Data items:
───

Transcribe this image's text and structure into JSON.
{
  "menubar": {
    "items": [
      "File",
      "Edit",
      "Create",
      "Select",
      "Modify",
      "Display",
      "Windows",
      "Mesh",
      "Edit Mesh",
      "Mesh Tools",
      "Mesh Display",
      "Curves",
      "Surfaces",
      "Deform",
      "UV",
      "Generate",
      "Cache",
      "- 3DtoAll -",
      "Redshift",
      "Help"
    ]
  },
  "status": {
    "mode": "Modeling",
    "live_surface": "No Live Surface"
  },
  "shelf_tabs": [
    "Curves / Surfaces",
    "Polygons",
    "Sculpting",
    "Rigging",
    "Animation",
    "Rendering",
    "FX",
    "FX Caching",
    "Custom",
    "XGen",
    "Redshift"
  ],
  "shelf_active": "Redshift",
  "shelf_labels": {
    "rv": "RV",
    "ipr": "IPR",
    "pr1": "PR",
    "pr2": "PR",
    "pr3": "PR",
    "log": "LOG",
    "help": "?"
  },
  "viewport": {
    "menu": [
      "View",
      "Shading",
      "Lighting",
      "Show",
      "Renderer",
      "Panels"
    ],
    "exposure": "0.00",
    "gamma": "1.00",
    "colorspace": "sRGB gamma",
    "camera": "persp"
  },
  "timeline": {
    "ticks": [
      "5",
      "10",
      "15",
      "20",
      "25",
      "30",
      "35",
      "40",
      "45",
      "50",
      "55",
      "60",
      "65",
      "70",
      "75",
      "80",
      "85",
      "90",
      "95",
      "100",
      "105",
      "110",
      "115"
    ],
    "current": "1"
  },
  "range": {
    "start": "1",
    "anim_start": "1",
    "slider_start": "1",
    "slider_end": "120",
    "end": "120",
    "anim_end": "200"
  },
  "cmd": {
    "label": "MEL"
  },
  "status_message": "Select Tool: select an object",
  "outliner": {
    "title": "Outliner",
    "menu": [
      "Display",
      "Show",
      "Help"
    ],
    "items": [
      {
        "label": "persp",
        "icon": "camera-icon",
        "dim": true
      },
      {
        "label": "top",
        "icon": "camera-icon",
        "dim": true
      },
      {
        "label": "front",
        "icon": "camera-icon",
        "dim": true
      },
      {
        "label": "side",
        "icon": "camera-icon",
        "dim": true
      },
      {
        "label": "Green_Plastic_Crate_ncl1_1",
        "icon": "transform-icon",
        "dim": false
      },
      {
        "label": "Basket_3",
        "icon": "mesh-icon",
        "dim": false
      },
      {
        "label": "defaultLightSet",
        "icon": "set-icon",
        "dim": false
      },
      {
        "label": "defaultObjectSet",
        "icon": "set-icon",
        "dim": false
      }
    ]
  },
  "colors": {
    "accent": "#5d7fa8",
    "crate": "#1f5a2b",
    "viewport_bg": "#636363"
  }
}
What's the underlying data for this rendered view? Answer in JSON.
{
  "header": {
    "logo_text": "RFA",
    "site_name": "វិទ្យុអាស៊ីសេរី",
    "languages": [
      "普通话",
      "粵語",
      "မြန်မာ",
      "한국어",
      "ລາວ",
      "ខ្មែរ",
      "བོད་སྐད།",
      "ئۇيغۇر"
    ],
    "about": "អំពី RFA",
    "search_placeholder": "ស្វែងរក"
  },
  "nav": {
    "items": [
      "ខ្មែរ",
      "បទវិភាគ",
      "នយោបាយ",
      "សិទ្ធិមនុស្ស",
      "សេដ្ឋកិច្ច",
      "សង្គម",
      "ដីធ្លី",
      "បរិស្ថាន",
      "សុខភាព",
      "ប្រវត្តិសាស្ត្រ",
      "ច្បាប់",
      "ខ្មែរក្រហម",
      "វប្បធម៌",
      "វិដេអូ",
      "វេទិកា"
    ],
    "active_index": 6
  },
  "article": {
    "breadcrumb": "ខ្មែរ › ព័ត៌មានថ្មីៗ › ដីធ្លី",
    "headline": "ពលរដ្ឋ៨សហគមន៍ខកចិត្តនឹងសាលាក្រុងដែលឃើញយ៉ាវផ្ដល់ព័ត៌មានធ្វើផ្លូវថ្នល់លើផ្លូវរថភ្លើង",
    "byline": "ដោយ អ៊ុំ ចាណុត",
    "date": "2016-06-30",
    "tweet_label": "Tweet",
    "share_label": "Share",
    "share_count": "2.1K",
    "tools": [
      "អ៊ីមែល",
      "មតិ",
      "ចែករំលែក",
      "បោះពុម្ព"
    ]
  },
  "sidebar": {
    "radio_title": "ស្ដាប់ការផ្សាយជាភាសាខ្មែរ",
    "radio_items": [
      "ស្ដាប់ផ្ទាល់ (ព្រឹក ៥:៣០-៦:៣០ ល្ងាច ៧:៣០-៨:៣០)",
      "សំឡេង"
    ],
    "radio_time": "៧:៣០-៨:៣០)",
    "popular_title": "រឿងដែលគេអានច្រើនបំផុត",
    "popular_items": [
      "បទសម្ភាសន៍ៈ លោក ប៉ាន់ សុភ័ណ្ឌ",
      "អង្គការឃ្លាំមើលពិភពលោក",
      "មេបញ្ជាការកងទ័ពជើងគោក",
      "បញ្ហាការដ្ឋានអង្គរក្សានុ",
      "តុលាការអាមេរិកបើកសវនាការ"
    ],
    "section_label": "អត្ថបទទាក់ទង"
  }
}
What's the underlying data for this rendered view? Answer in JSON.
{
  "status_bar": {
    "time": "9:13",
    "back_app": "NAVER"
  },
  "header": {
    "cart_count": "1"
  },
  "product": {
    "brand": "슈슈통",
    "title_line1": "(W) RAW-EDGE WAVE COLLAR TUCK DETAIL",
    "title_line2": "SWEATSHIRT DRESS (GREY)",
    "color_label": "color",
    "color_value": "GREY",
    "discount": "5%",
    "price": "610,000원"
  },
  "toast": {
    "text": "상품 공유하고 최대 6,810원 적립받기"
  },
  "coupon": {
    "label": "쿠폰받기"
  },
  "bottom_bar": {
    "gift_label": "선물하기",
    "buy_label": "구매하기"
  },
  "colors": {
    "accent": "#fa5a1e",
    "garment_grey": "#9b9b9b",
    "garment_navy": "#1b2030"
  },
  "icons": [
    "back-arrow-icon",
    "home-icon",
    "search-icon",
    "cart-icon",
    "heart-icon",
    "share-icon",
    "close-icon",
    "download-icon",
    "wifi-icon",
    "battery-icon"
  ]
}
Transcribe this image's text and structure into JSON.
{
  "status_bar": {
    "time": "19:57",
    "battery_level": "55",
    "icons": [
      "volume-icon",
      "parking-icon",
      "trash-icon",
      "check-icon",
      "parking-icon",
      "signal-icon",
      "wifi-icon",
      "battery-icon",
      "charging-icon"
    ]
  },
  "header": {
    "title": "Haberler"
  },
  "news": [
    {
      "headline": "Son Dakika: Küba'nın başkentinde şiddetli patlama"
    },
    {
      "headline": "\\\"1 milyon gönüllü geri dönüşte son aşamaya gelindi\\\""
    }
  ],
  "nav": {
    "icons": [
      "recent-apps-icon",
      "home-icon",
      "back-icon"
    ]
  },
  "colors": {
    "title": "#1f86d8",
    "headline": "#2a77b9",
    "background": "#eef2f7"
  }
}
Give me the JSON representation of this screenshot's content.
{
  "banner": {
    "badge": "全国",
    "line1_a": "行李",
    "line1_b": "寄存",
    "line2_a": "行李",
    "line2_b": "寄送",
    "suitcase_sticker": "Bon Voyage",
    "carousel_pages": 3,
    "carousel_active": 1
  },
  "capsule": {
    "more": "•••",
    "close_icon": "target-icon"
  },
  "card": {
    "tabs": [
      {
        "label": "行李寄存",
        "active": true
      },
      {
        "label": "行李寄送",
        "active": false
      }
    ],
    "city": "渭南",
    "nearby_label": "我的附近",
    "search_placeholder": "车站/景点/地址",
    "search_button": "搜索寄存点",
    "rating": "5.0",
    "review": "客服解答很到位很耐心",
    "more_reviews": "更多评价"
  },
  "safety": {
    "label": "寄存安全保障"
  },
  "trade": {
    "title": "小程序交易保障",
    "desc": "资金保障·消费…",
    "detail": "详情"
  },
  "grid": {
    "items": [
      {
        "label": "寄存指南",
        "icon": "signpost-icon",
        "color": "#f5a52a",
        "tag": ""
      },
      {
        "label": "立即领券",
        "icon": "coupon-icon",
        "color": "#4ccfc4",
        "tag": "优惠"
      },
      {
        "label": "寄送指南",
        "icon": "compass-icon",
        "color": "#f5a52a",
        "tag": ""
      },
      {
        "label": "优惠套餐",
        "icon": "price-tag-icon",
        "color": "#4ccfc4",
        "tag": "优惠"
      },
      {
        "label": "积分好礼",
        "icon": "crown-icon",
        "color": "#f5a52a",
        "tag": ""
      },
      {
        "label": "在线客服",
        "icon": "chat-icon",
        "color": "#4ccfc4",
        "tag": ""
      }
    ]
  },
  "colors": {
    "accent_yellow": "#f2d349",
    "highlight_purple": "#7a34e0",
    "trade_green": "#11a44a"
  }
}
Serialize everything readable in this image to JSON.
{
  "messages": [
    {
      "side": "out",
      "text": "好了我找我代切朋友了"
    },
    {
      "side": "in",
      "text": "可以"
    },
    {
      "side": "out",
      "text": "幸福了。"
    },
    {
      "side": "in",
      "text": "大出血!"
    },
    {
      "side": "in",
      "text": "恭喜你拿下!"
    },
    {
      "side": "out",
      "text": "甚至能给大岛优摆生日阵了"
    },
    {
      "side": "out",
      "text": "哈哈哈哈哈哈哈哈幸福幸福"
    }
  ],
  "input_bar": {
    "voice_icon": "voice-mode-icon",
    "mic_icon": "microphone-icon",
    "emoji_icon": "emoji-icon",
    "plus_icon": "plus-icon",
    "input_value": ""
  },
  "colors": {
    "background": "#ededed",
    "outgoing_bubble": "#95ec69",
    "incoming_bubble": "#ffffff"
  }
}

───

Look above for lines with the word "Select" and copy them all.

**Task answer:**
      "Select",
  "status_message": "Select Tool: select an object",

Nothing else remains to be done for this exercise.